▸ **Exercise instructions**:
Extract the full set of records that follows, word for word.

▸ **Stored data**:
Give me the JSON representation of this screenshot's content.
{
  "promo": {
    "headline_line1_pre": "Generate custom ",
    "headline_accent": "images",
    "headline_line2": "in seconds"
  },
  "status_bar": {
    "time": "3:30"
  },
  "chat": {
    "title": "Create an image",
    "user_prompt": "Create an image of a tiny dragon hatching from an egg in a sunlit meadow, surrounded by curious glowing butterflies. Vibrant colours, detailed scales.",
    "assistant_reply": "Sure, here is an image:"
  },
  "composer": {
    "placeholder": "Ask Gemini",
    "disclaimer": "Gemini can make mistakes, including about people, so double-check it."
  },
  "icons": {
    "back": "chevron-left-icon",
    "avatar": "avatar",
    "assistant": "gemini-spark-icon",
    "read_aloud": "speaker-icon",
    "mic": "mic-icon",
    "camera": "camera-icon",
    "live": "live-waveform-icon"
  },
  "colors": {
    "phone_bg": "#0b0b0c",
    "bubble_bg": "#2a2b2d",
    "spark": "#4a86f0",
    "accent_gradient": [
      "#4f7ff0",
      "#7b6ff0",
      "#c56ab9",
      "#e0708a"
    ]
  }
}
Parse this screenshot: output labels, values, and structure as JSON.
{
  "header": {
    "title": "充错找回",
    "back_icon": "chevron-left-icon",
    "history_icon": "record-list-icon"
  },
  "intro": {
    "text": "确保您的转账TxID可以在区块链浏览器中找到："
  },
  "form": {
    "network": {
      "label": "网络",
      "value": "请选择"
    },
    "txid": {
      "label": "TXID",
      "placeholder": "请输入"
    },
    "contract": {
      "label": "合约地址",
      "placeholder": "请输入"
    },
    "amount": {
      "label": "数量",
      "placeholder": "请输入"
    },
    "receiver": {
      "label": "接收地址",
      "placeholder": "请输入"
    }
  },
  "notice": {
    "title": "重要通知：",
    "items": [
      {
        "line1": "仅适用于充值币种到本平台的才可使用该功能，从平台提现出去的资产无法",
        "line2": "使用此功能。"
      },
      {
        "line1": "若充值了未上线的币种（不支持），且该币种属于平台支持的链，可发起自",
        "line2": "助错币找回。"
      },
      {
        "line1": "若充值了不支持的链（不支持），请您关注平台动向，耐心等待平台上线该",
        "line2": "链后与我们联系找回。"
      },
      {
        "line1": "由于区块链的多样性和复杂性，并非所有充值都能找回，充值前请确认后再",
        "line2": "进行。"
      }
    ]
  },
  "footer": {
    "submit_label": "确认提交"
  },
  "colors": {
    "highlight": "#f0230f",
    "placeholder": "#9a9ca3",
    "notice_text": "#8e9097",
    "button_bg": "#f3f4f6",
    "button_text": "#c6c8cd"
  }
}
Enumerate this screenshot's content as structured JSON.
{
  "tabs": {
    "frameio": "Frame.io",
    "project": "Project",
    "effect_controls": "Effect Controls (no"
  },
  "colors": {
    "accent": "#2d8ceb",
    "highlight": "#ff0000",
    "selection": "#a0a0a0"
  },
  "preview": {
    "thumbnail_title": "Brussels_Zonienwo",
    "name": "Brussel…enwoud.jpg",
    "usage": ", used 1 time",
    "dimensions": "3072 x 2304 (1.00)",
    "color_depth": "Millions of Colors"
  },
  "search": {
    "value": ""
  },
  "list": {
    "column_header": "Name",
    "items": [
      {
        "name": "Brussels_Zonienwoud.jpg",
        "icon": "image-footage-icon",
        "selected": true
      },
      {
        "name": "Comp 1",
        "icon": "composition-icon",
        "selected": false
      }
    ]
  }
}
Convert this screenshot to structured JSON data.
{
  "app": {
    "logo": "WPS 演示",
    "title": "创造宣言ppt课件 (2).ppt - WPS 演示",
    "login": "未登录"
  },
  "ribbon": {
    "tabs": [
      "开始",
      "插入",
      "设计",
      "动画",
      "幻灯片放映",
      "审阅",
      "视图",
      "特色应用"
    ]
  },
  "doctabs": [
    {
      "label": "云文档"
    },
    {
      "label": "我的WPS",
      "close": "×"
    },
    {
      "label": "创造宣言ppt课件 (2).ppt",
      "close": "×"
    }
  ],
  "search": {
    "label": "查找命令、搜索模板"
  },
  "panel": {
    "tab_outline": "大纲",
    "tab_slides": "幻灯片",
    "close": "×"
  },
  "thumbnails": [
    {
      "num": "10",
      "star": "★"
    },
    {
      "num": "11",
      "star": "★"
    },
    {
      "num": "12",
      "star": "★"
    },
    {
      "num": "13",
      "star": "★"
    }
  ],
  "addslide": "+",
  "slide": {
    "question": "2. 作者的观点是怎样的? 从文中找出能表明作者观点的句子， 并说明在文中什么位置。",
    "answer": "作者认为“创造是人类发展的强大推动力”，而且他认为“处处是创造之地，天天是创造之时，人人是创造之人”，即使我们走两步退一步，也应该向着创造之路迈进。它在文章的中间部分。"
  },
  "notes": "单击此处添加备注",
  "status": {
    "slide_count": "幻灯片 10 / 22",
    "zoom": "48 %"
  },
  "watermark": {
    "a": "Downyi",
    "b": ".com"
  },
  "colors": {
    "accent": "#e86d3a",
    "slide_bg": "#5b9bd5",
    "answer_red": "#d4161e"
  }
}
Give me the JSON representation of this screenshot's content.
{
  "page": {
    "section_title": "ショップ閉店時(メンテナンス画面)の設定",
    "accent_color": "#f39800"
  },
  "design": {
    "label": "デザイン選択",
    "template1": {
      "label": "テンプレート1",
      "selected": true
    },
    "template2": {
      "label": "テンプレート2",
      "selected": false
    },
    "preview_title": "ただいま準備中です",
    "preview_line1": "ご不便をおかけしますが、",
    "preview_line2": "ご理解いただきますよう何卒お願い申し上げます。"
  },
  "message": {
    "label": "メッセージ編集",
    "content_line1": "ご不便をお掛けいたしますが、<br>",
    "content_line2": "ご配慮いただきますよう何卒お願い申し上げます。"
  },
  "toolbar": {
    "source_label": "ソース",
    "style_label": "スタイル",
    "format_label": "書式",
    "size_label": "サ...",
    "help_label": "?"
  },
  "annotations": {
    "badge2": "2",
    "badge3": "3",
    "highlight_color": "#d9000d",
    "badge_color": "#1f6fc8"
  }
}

▸ **Written answer**:
Give me the JSON representation of this screenshot's content.
{
  "promo": {
    "headline_line1_pre": "Generate custom ",
    "headline_accent": "images",
    "headline_line2": "in seconds"
  },
  "status_bar": {
    "time": "3:30"
  },
  "chat": {
    "title": "Create an image",
    "user_prompt": "Create an image of a tiny dragon hatching from an egg in a sunlit meadow, surrounded by curious glowing butterflies. Vibrant colours, detailed scales.",
    "assistant_reply": "Sure, here is an image:"
  },
  "composer": {
    "placeholder": "Ask Gemini",
    "disclaimer": "Gemini can make mistakes, including about people, so double-check it."
  },
  "icons": {
    "back": "chevron-left-icon",
    "avatar": "avatar",
    "assistant": "gemini-spark-icon",
    "read_aloud": "speaker-icon",
    "mic": "mic-icon",
    "camera": "camera-icon",
    "live": "live-waveform-icon"
  },
  "colors": {
    "phone_bg": "#0b0b0c",
    "bubble_bg": "#2a2b2d",
    "spark": "#4a86f0",
    "accent_gradient": [
      "#4f7ff0",
      "#7b6ff0",
      "#c56ab9",
      "#e0708a"
    ]
  }
}
Parse this screenshot: output labels, values, and structure as JSON.
{
  "header": {
    "title": "充错找回",
    "back_icon": "chevron-left-icon",
    "history_icon": "record-list-icon"
  },
  "intro": {
    "text": "确保您的转账TxID可以在区块链浏览器中找到："
  },
  "form": {
    "network": {
      "label": "网络",
      "value": "请选择"
    },
    "txid": {
      "label": "TXID",
      "placeholder": "请输入"
    },
    "contract": {
      "label": "合约地址",
      "placeholder": "请输入"
    },
    "amount": {
      "label": "数量",
      "placeholder": "请输入"
    },
    "receiver": {
      "label": "接收地址",
      "placeholder": "请输入"
    }
  },
  "notice": {
    "title": "重要通知：",
    "items": [
      {
        "line1": "仅适用于充值币种到本平台的才可使用该功能，从平台提现出去的资产无法",
        "line2": "使用此功能。"
      },
      {
        "line1": "若充值了未上线的币种（不支持），且该币种属于平台支持的链，可发起自",
        "line2": "助错币找回。"
      },
      {
        "line1": "若充值了不支持的链（不支持），请您关注平台动向，耐心等待平台上线该",
        "line2": "链后与我们联系找回。"
      },
      {
        "line1": "由于区块链的多样性和复杂性，并非所有充值都能找回，充值前请确认后再",
        "line2": "进行。"
      }
    ]
  },
  "footer": {
    "submit_label": "确认提交"
  },
  "colors": {
    "highlight": "#f0230f",
    "placeholder": "#9a9ca3",
    "notice_text": "#8e9097",
    "button_bg": "#f3f4f6",
    "button_text": "#c6c8cd"
  }
}
Enumerate this screenshot's content as structured JSON.
{
  "tabs": {
    "frameio": "Frame.io",
    "project": "Project",
    "effect_controls": "Effect Controls (no"
  },
  "colors": {
    "accent": "#2d8ceb",
    "highlight": "#ff0000",
    "selection": "#a0a0a0"
  },
  "preview": {
    "thumbnail_title": "Brussels_Zonienwo",
    "name": "Brussel…enwoud.jpg",
    "usage": ", used 1 time",
    "dimensions": "3072 x 2304 (1.00)",
    "color_depth": "Millions of Colors"
  },
  "search": {
    "value": ""
  },
  "list": {
    "column_header": "Name",
    "items": [
      {
        "name": "Brussels_Zonienwoud.jpg",
        "icon": "image-footage-icon",
        "selected": true
      },
      {
        "name": "Comp 1",
        "icon": "composition-icon",
        "selected": false
      }
    ]
  }
}
Convert this screenshot to structured JSON data.
{
  "app": {
    "logo": "WPS 演示",
    "title": "创造宣言ppt课件 (2).ppt - WPS 演示",
    "login": "未登录"
  },
  "ribbon": {
    "tabs": [
      "开始",
      "插入",
      "设计",
      "动画",
      "幻灯片放映",
      "审阅",
      "视图",
      "特色应用"
    ]
  },
  "doctabs": [
    {
      "label": "云文档"
    },
    {
      "label": "我的WPS",
      "close": "×"
    },
    {
      "label": "创造宣言ppt课件 (2).ppt",
      "close": "×"
    }
  ],
  "search": {
    "label": "查找命令、搜索模板"
  },
  "panel": {
    "tab_outline": "大纲",
    "tab_slides": "幻灯片",
    "close": "×"
  },
  "thumbnails": [
    {
      "num": "10",
      "star": "★"
    },
    {
      "num": "11",
      "star": "★"
    },
    {
      "num": "12",
      "star": "★"
    },
    {
      "num": "13",
      "star": "★"
    }
  ],
  "addslide": "+",
  "slide": {
    "question": "2. 作者的观点是怎样的? 从文中找出能表明作者观点的句子， 并说明在文中什么位置。",
    "answer": "作者认为“创造是人类发展的强大推动力”，而且他认为“处处是创造之地，天天是创造之时，人人是创造之人”，即使我们走两步退一步，也应该向着创造之路迈进。它在文章的中间部分。"
  },
  "notes": "单击此处添加备注",
  "status": {
    "slide_count": "幻灯片 10 / 22",
    "zoom": "48 %"
  },
  "watermark": {
    "a": "Downyi",
    "b": ".com"
  },
  "colors": {
    "accent": "#e86d3a",
    "slide_bg": "#5b9bd5",
    "answer_red": "#d4161e"
  }
}
Give me the JSON representation of this screenshot's content.
{
  "page": {
    "section_title": "ショップ閉店時(メンテナンス画面)の設定",
    "accent_color": "#f39800"
  },
  "design": {
    "label": "デザイン選択",
    "template1": {
      "label": "テンプレート1",
      "selected": true
    },
    "template2": {
      "label": "テンプレート2",
      "selected": false
    },
    "preview_title": "ただいま準備中です",
    "preview_line1": "ご不便をおかけしますが、",
    "preview_line2": "ご理解いただきますよう何卒お願い申し上げます。"
  },
  "message": {
    "label": "メッセージ編集",
    "content_line1": "ご不便をお掛けいたしますが、<br>",
    "content_line2": "ご配慮いただきますよう何卒お願い申し上げます。"
  },
  "toolbar": {
    "source_label": "ソース",
    "style_label": "スタイル",
    "format_label": "書式",
    "size_label": "サ...",
    "help_label": "?"
  },
  "annotations": {
    "badge2": "2",
    "badge3": "3",
    "highlight_color": "#d9000d",
    "badge_color": "#1f6fc8"
  }
}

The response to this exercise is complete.